**WRITTEN REQUEST**
Tally the lines holding the string "tercera" and reply with that number alone.
==*==
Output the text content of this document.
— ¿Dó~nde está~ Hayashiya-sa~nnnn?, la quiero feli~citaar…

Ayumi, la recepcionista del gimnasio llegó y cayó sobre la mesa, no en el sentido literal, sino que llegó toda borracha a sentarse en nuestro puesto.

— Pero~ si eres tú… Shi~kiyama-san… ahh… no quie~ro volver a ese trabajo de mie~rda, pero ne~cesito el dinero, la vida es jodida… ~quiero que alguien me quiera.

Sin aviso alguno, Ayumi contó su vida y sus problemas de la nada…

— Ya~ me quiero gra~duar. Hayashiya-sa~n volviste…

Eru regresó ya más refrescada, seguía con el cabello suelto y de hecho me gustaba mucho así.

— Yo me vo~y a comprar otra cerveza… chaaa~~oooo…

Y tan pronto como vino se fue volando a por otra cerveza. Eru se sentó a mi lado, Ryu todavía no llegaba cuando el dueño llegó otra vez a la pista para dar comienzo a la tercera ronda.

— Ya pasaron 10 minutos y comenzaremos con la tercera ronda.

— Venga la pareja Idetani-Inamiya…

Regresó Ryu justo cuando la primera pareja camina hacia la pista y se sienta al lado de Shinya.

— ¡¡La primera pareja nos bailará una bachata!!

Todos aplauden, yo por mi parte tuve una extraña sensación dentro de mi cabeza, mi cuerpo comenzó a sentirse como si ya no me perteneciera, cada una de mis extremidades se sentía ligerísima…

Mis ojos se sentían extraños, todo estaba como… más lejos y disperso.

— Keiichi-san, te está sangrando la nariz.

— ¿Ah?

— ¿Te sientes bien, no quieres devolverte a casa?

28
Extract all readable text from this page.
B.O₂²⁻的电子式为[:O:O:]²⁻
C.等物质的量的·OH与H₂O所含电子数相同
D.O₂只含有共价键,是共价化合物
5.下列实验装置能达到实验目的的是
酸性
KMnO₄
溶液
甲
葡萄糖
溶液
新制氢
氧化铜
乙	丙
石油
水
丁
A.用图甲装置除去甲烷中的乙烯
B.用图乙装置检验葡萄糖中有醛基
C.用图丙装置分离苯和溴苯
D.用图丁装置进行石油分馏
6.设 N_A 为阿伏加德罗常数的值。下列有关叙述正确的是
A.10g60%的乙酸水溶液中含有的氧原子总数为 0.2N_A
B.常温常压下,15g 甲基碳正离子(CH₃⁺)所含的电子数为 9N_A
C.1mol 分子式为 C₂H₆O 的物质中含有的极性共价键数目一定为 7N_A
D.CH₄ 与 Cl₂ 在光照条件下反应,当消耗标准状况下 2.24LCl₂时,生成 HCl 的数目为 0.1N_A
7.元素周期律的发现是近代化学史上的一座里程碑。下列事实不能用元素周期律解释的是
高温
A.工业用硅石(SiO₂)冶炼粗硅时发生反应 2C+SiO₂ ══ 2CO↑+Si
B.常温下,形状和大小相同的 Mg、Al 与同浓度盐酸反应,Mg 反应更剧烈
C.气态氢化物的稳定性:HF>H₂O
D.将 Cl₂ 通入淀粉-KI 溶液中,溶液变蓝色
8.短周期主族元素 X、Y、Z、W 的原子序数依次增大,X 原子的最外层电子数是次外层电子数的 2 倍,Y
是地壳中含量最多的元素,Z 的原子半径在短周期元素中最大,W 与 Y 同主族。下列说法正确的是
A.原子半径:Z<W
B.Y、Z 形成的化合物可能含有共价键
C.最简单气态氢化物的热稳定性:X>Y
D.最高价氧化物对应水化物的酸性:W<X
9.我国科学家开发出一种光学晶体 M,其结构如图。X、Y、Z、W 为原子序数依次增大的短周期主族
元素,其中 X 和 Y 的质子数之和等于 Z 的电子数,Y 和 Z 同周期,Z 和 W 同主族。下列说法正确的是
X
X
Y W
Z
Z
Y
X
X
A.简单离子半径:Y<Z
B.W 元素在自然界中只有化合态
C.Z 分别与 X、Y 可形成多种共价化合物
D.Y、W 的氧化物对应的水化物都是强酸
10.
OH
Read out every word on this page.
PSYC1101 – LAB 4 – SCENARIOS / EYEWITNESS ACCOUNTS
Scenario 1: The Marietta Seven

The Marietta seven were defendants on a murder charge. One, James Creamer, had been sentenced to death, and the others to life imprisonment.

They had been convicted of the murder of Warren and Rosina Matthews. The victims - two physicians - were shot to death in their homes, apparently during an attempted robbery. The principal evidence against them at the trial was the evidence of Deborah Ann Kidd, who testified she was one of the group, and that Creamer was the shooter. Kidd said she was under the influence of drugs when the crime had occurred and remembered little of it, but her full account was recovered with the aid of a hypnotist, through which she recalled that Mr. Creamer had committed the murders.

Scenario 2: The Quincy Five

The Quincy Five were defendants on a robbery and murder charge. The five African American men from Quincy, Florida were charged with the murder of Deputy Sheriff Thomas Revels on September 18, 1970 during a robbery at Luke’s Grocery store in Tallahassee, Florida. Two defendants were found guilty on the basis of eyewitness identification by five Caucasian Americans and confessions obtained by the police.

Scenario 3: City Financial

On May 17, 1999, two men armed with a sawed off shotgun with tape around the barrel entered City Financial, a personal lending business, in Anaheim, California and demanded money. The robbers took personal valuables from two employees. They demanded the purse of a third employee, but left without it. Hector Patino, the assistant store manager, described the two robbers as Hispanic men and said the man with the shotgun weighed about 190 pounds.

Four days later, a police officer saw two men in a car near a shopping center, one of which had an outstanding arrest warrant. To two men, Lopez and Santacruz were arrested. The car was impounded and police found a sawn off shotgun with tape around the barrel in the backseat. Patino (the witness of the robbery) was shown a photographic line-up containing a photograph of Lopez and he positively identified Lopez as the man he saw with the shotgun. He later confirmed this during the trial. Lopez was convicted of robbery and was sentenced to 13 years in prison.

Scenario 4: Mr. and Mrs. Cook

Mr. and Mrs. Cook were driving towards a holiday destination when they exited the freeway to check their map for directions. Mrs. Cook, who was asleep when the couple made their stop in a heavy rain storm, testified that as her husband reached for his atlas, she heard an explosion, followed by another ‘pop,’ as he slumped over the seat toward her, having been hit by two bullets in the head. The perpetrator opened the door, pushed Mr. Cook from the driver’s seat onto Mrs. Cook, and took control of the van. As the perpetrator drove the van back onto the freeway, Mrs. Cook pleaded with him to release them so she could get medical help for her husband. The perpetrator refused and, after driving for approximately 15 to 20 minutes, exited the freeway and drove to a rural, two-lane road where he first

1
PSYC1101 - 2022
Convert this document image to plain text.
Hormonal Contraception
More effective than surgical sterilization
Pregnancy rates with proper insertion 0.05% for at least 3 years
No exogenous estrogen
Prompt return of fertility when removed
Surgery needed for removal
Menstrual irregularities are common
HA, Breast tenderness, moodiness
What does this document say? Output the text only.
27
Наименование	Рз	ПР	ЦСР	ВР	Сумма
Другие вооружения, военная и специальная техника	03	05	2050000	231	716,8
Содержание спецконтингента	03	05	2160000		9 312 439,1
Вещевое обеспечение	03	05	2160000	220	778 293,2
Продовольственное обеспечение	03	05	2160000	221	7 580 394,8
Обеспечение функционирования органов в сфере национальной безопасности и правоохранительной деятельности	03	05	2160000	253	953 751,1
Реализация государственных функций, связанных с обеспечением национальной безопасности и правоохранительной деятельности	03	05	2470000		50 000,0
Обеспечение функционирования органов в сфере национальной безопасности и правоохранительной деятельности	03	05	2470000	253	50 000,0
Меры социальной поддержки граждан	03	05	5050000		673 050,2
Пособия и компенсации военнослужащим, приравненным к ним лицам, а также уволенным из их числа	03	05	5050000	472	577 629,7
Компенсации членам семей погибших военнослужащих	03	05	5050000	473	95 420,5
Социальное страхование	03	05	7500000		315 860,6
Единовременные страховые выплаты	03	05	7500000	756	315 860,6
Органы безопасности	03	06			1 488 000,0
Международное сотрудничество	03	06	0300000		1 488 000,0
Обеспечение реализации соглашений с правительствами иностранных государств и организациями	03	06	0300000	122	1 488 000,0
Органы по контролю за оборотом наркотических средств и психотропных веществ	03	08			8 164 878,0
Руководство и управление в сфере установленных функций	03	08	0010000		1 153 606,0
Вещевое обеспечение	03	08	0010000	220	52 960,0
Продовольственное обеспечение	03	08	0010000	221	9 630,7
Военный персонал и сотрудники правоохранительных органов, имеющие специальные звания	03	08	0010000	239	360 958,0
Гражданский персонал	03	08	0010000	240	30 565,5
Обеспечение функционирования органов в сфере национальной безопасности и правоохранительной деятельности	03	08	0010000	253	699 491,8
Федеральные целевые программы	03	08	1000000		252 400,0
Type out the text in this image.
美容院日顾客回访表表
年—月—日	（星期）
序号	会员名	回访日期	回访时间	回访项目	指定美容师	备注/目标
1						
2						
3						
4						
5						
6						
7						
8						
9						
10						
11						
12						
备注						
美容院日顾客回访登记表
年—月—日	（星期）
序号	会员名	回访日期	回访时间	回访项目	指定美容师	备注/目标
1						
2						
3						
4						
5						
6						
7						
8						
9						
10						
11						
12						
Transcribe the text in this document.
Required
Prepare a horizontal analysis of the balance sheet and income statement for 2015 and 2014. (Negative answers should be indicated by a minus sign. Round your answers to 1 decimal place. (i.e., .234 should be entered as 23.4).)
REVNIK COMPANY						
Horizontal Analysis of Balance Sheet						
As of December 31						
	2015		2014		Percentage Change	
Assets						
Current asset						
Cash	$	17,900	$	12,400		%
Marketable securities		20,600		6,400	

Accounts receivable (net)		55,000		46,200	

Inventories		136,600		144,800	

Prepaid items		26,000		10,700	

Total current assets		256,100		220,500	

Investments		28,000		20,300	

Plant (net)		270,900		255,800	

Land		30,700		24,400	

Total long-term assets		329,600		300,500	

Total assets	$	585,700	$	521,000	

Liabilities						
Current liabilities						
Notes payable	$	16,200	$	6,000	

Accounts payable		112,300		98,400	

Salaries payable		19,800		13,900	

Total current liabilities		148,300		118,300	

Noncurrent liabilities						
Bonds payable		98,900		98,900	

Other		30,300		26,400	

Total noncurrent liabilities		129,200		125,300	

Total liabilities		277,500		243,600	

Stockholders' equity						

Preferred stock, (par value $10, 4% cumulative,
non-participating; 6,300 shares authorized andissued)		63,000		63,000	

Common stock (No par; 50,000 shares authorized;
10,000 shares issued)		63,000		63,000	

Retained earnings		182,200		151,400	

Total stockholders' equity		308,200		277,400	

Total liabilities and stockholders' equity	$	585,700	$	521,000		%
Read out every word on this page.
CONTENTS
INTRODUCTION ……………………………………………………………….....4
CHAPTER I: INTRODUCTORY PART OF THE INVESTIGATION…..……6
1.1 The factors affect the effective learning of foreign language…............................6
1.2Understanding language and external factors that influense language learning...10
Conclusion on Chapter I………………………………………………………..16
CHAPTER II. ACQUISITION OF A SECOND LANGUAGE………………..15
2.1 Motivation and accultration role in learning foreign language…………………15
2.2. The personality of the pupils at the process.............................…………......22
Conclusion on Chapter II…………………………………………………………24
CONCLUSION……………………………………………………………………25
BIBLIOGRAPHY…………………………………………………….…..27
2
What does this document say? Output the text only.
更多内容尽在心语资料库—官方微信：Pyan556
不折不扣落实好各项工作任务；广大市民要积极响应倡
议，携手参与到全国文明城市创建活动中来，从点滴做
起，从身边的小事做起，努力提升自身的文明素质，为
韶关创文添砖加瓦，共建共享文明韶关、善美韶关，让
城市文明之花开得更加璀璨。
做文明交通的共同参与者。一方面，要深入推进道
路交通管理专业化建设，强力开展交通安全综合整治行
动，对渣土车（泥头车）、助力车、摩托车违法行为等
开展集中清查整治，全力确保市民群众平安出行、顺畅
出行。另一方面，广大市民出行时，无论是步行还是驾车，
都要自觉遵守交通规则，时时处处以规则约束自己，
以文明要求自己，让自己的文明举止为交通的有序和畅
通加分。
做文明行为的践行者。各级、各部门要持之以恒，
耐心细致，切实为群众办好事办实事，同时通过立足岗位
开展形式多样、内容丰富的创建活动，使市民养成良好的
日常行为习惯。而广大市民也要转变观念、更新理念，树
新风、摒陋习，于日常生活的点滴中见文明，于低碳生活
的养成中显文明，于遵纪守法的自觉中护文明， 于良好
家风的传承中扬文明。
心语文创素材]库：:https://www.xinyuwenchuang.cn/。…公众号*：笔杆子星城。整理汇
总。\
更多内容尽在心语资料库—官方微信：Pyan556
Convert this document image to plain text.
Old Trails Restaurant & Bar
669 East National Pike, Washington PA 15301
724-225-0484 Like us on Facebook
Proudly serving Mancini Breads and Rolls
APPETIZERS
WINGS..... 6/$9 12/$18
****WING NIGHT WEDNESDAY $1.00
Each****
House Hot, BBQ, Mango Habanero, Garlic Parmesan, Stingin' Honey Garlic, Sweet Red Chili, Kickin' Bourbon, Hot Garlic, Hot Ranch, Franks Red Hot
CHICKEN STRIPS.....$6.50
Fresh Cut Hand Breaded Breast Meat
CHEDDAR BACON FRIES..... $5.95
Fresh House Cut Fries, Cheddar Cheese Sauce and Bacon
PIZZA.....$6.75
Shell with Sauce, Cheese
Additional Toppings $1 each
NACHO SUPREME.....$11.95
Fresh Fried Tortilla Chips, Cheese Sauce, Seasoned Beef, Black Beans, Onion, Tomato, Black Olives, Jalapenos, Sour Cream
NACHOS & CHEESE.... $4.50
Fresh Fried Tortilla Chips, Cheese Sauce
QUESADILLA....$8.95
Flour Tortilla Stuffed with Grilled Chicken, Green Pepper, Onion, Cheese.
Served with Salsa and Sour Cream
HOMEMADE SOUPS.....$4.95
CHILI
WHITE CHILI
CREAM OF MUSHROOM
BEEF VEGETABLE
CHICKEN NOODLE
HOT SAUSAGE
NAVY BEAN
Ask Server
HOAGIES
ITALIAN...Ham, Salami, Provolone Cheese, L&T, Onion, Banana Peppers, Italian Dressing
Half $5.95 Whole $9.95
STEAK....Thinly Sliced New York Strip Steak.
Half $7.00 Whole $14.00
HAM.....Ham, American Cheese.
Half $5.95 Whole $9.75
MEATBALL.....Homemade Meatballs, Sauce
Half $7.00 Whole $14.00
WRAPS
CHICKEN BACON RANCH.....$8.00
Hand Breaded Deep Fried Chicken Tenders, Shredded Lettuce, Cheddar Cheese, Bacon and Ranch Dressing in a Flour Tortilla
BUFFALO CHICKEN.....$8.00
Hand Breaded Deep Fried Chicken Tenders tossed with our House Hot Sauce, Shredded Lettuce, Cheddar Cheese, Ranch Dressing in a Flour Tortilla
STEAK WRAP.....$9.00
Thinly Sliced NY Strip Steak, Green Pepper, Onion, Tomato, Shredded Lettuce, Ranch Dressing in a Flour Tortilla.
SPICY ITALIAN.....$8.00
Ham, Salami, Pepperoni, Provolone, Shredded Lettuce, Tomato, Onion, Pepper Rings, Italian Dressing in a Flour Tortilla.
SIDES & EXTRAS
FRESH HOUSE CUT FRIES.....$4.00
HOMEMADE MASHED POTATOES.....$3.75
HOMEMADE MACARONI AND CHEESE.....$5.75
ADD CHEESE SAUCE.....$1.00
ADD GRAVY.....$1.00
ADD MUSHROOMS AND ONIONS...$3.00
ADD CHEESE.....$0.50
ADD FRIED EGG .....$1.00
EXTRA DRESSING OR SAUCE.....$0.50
==*==
**TASK RESULT**
2